#### DATA EXCERPTS:
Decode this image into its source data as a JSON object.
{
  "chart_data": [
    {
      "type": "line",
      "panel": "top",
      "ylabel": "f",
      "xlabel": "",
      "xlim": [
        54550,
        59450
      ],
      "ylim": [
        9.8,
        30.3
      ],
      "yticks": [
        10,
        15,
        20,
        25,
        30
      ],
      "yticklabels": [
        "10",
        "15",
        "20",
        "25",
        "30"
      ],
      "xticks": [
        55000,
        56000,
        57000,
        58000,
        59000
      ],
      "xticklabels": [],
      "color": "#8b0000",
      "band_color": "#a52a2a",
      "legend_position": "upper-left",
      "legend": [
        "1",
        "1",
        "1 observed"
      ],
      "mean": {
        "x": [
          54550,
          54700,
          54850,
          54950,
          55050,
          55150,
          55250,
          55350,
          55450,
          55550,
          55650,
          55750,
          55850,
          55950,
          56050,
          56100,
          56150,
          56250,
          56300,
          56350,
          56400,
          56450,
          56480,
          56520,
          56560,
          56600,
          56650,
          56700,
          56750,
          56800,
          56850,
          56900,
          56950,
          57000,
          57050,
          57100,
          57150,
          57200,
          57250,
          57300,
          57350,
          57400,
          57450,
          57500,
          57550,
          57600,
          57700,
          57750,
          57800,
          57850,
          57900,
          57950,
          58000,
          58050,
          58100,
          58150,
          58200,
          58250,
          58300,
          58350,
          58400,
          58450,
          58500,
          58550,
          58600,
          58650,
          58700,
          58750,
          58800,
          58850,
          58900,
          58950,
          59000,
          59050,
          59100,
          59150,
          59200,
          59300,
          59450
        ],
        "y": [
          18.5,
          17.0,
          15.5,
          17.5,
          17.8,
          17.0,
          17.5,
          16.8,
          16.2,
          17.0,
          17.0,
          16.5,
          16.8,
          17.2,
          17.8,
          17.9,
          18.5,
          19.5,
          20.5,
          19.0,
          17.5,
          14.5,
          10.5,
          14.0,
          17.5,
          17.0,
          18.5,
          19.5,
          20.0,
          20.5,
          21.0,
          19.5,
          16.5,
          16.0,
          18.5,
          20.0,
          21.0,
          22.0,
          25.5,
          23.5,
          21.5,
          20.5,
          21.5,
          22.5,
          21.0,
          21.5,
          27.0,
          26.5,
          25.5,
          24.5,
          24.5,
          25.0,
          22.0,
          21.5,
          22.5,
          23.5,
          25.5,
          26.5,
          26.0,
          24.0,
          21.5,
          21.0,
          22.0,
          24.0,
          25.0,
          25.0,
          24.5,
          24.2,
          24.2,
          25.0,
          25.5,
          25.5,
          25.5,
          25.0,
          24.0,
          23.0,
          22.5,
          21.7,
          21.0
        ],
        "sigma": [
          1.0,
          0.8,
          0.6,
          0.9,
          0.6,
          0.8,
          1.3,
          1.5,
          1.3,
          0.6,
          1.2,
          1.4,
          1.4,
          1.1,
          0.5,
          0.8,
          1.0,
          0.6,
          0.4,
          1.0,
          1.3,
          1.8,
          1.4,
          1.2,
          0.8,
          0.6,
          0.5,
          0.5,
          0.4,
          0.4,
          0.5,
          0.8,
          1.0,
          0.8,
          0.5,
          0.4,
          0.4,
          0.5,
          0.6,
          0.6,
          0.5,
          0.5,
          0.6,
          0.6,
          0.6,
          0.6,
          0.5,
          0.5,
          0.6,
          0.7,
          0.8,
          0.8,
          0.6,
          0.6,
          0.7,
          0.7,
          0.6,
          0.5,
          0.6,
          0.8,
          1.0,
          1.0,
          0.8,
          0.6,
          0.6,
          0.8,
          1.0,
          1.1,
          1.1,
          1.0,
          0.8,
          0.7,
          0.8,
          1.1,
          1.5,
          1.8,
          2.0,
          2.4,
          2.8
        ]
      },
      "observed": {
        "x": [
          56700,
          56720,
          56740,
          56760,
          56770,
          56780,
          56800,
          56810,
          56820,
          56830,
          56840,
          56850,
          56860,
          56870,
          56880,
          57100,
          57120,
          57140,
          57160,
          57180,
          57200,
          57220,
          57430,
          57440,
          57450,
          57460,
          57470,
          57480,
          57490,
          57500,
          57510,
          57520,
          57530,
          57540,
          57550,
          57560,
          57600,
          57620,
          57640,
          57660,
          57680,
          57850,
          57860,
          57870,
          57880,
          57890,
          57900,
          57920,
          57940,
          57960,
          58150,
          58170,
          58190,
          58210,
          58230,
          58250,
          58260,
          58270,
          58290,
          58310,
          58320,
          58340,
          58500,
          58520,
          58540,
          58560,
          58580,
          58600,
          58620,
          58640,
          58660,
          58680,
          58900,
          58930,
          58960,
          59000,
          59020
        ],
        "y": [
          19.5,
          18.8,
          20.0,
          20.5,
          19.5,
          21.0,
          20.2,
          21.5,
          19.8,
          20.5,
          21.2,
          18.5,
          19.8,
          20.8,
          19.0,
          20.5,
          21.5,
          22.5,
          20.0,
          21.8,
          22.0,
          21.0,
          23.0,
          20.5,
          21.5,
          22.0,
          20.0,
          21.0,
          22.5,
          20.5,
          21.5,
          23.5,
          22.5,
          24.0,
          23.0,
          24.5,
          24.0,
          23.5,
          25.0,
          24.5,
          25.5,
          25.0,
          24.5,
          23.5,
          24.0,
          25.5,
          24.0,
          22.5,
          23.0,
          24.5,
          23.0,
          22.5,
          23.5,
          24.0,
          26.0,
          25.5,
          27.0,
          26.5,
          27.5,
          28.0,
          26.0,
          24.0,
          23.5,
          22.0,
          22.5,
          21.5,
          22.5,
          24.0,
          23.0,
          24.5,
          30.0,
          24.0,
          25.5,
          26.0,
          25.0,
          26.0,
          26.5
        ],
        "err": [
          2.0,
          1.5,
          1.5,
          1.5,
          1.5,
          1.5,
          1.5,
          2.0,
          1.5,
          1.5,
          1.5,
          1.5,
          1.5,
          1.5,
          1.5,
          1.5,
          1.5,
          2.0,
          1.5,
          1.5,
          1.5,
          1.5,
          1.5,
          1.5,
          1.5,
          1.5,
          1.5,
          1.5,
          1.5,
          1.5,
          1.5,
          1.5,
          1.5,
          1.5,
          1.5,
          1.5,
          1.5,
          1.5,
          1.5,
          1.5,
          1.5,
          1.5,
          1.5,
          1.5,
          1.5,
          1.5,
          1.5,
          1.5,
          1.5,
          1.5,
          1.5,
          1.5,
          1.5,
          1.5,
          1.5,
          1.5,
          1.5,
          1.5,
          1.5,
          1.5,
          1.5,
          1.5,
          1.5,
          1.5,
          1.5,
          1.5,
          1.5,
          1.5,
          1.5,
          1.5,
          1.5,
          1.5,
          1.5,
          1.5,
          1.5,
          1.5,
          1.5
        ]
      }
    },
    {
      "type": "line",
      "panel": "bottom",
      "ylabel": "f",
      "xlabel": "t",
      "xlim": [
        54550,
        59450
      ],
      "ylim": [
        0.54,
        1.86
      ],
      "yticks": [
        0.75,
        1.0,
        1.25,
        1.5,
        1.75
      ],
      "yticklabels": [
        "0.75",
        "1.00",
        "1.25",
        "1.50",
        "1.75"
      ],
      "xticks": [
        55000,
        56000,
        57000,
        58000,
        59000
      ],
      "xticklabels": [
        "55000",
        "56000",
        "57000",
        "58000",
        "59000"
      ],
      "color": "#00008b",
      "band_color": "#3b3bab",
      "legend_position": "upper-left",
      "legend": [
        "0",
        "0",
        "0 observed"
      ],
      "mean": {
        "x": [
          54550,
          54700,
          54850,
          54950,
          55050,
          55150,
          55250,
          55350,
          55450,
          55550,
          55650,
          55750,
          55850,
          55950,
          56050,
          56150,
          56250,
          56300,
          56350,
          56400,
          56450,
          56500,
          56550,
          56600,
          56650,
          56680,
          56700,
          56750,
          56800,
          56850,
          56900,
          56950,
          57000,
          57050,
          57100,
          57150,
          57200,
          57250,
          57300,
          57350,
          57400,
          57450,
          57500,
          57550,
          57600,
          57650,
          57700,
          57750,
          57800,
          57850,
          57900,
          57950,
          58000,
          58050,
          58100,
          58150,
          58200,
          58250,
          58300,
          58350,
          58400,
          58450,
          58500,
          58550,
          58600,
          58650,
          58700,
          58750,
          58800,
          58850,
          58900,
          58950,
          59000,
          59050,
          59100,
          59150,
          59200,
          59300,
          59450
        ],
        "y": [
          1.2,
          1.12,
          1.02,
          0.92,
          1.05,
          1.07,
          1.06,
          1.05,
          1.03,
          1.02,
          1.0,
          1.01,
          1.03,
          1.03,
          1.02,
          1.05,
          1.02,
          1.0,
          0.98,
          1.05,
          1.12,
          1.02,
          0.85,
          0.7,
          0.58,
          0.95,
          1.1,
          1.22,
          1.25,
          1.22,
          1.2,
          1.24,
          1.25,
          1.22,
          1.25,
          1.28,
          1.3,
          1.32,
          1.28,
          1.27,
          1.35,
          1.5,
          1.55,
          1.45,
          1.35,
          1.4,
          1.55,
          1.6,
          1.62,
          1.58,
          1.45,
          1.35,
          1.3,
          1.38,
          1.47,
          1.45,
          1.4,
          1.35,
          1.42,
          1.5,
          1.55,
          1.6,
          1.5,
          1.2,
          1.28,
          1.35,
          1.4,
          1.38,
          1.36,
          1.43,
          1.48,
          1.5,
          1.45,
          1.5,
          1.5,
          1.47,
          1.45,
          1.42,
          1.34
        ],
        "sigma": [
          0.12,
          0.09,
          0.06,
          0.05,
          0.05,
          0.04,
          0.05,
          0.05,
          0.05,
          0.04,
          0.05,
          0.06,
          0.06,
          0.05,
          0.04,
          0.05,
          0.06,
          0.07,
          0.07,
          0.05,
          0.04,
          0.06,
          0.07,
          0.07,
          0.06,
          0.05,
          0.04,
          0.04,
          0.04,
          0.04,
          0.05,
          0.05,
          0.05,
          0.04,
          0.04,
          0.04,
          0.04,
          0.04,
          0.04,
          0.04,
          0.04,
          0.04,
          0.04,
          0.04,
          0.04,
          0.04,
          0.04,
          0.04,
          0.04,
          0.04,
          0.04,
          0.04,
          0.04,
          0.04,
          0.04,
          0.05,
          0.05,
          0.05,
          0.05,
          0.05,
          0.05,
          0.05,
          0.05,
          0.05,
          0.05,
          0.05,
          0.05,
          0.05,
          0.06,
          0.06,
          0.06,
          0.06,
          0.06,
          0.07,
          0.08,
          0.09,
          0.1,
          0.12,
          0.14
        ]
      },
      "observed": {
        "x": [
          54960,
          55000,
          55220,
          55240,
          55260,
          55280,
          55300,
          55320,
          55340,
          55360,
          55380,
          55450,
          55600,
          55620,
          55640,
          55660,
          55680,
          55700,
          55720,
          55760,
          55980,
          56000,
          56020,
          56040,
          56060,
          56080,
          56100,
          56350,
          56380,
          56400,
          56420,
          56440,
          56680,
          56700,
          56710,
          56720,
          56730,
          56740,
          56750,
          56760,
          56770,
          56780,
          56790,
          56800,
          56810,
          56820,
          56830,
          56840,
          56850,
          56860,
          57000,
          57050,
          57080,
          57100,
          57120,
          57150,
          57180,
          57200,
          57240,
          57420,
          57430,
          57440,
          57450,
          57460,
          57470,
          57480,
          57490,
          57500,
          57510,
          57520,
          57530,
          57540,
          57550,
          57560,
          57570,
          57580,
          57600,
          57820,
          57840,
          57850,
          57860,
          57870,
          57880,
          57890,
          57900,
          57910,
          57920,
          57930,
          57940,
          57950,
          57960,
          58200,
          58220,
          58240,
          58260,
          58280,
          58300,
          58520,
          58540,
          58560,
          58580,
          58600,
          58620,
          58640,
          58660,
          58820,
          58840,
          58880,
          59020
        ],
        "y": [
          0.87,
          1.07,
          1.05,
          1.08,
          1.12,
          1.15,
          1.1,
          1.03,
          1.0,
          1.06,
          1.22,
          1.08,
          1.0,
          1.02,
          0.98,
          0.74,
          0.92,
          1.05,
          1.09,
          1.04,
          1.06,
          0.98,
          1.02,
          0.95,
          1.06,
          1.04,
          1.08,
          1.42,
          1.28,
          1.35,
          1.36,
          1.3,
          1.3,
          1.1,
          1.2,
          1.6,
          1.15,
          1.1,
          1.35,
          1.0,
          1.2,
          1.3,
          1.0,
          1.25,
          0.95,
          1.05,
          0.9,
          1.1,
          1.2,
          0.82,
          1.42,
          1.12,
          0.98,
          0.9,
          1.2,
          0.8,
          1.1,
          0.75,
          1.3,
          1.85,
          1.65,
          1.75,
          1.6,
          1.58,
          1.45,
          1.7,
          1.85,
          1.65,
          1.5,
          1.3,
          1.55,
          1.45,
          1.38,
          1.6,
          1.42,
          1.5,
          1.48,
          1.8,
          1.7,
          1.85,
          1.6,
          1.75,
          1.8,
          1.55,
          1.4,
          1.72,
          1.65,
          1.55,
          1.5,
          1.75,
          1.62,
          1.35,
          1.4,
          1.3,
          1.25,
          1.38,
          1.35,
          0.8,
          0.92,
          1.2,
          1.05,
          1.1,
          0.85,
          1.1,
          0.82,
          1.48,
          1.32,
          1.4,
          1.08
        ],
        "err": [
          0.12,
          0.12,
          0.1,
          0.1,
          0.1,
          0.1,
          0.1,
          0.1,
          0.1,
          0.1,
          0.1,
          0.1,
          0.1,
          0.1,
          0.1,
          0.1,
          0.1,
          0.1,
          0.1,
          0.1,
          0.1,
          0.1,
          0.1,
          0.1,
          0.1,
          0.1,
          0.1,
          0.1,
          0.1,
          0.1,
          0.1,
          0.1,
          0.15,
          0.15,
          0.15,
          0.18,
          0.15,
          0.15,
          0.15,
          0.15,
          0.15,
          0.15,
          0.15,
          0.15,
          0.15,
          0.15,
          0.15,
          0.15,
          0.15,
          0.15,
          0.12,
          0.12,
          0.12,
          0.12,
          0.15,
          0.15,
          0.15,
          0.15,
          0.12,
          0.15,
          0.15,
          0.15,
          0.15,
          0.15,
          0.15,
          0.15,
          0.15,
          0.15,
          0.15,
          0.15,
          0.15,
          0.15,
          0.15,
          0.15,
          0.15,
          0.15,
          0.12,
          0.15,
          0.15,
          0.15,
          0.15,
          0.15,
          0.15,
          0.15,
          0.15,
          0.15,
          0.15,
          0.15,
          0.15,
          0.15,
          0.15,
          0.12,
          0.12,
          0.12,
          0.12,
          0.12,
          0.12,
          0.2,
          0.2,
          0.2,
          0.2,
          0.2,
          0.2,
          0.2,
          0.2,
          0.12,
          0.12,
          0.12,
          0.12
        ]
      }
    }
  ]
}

#### WORK REQUIRED:
State how many lines include the string "observed". Give no other information.

#### IN RESPONSE:
4